What you should do => Extract, from the records beneath this instruction, each line that contains the word "Service".
________________________________________
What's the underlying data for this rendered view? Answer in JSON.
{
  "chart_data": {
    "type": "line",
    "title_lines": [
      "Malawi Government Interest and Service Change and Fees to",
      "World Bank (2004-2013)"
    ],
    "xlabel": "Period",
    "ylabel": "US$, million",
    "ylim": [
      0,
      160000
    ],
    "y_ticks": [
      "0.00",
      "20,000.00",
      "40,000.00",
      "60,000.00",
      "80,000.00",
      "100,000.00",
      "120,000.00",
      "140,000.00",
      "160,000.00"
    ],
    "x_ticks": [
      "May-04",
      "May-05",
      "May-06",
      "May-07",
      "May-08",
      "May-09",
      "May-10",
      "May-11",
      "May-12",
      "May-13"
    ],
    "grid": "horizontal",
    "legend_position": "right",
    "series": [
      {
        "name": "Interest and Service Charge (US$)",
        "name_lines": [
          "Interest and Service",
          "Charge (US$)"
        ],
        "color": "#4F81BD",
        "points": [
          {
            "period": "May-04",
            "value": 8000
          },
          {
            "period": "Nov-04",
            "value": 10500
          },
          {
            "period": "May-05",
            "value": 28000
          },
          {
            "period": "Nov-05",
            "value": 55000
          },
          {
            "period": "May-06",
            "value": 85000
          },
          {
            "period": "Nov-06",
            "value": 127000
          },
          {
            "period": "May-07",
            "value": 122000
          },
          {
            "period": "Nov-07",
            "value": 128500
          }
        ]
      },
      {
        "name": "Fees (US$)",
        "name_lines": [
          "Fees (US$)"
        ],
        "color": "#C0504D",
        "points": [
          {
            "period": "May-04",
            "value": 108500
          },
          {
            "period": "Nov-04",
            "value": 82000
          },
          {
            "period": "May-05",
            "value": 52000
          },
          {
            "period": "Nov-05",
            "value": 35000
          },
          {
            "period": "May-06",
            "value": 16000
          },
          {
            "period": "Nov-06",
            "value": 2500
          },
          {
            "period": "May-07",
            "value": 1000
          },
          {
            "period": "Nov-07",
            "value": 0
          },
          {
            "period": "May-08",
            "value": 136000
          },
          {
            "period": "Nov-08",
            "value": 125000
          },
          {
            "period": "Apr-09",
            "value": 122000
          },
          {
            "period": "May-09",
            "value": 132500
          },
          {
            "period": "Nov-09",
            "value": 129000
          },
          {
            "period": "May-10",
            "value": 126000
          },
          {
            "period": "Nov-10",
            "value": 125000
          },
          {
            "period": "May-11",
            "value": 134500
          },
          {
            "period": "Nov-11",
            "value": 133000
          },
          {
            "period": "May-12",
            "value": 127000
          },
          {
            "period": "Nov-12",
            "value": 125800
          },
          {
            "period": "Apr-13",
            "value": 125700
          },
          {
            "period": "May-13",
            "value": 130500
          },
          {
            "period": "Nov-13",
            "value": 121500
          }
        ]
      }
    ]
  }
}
________________________________________
Answer for the task =>
      "Malawi Government Interest and Service Change and Fees to",
        "name": "Interest and Service Charge (US$)",
          "Interest and Service",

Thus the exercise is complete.